From the forum thread on proving the sum-of-cubes identity, extract word for word the passage from "From there I'm" up to and including "Prove by induction.".

> **Document excerpt**
▶
Trying to prove $\sum_{i=1}^{N} i^3 = (\sum_{i=1}^{N} i)^2$

Question

I'm trying to prove $\sum_{i=1}^{N} i^3 = (\sum_{i=1}^{N} i)^2$ but I got stuck along the way. This is what I have so far:

The base case is true when $N =1$.

Then for the inductive step I did:

Assume $\sum_{i=1}^{N} i^3 = (\sum_{i=1}^{N} i)^2$ is true for $1 \leq k \leq N$.

Prove $\sum_{i=1}^{N+1} i^3 = (\sum_{i=1}^{N+1} i)^2$.

$LHS = \sum_{i=1}^{N+1} i^3$

$\hspace{25pt}= (\sum_{i=1}^{N} i^3) + (N+1)^3$

$\hspace{25pt} = (\sum_{i=1}^{N} i)^2 + (N+1)^3$ (by induction)

$\hspace{25pt} = \hspace{5pt}?$

From there I'm not sure how to do the proper conversions into equation/sigma notation to prove the right side. Can anyone help me on how to do this? Thanks.

Answer 1

\begin{align} \\ k = N \\ Assume \sum_{i=1}^{N} i^3 = (\sum_{i=1}^{N} i)^2 \\ \\ k = N+1 \\ LHS = \sum_{i=1}^{N+1} i^3 \\ = (\sum_{i=1}^{N} i^3) + (N+1)^3 \\ \\ RHS = (\sum_{i=1}^{N+1} i)^2 \\ = [\sum_{i=1}^{N} i +(N+1)]^2 \\ = (\sum_{i=1}^{N} i)^2+2(\sum_{i=1}^{N} i)(N+1)+(N+1)^2 \\ = (\sum_{i=1}^{N} i)^2+2({N(N+1) \over 2})(N+1)+(N+1)^2 \\ = (\sum_{i=1}^{N} i)^2+N(N+1)^2+(N+1)^2 \\ = (\sum_{i=1}^{N} i)^2+(N+1)^2(N+1) \\ = (\sum_{i=1}^{N} i)^2+(N+1)^3 \\ = LHS \end{align}

Prove by induction.
◀
[Listings of boxed layout items]
▶
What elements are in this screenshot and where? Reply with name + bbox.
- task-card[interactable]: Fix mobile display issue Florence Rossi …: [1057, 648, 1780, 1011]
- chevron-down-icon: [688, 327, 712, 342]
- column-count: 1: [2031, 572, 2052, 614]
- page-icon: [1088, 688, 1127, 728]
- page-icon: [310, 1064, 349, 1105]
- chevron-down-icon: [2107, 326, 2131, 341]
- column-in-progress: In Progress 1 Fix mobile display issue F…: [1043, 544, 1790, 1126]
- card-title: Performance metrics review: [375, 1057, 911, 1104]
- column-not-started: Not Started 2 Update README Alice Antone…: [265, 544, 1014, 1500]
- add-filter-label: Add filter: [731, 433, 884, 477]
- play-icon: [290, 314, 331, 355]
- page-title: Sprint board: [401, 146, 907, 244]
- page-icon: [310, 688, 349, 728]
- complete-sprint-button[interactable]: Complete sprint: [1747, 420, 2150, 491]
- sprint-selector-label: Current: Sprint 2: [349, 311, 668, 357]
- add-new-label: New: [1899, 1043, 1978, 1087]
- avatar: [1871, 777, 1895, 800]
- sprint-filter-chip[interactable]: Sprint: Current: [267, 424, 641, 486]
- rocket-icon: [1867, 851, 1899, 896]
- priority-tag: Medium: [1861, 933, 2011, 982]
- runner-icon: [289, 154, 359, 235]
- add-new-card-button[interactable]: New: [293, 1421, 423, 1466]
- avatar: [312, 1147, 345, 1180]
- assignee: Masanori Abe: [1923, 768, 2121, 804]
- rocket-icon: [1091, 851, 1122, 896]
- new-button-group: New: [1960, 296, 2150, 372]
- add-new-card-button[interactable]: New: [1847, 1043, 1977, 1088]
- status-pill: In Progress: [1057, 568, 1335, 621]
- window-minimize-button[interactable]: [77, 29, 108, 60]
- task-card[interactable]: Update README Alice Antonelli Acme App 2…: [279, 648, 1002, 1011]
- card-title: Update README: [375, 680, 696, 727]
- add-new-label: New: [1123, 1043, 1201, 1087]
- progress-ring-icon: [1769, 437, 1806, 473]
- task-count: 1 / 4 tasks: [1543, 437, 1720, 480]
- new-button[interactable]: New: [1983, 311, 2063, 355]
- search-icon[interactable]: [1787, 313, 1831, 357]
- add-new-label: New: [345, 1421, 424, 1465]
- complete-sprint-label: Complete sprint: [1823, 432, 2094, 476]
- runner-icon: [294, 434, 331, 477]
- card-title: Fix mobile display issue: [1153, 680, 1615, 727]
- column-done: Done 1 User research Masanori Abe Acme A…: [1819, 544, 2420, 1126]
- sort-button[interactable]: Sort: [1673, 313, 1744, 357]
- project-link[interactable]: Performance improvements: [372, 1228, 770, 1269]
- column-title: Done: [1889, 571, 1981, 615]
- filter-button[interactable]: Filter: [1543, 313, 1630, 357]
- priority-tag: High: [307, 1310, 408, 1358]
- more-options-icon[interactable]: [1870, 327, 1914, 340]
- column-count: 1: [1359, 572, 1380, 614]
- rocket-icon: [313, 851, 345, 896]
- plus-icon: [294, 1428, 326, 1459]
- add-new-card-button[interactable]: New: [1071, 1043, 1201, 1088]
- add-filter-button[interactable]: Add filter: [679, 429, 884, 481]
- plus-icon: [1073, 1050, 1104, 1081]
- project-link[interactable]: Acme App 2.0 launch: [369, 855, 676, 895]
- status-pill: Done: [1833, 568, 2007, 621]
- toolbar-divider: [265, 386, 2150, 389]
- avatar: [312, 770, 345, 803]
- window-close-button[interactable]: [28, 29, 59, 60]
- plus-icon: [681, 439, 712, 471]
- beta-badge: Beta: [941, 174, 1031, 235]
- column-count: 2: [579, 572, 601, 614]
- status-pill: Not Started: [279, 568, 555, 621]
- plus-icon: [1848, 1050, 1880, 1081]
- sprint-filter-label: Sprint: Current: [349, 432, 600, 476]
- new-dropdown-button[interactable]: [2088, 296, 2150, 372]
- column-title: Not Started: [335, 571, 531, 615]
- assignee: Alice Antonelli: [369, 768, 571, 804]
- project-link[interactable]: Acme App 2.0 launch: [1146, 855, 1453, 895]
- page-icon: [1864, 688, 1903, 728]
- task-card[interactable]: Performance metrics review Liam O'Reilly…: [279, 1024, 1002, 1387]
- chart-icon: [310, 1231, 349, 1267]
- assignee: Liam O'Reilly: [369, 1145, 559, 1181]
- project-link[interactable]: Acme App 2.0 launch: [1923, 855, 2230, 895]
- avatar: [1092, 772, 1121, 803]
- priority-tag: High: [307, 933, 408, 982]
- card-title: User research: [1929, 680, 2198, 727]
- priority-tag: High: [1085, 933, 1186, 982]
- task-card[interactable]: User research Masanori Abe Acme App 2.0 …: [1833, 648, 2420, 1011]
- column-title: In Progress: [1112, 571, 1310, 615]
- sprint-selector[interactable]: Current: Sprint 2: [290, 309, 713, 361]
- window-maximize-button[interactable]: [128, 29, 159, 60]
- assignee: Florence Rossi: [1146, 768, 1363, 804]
◀
> **Correct answer**
From there I'm not sure how to do the proper conversions into equation/sigma notation to prove the right side. Can anyone help me on how to do this? Thanks.

Answer 1

\begin{align} \\ k = N \\ Assume \sum_{i=1}^{N} i^3 = (\sum_{i=1}^{N} i)^2 \\ \\ k = N+1 \\ LHS = \sum_{i=1}^{N+1} i^3 \\ = (\sum_{i=1}^{N} i^3) + (N+1)^3 \\ \\ RHS = (\sum_{i=1}^{N+1} i)^2 \\ = [\sum_{i=1}^{N} i +(N+1)]^2 \\ = (\sum_{i=1}^{N} i)^2+2(\sum_{i=1}^{N} i)(N+1)+(N+1)^2 \\ = (\sum_{i=1}^{N} i)^2+2({N(N+1) \over 2})(N+1)+(N+1)^2 \\ = (\sum_{i=1}^{N} i)^2+N(N+1)^2+(N+1)^2 \\ = (\sum_{i=1}^{N} i)^2+(N+1)^2(N+1) \\ = (\sum_{i=1}^{N} i)^2+(N+1)^3 \\ = LHS \end{align}

Prove by induction.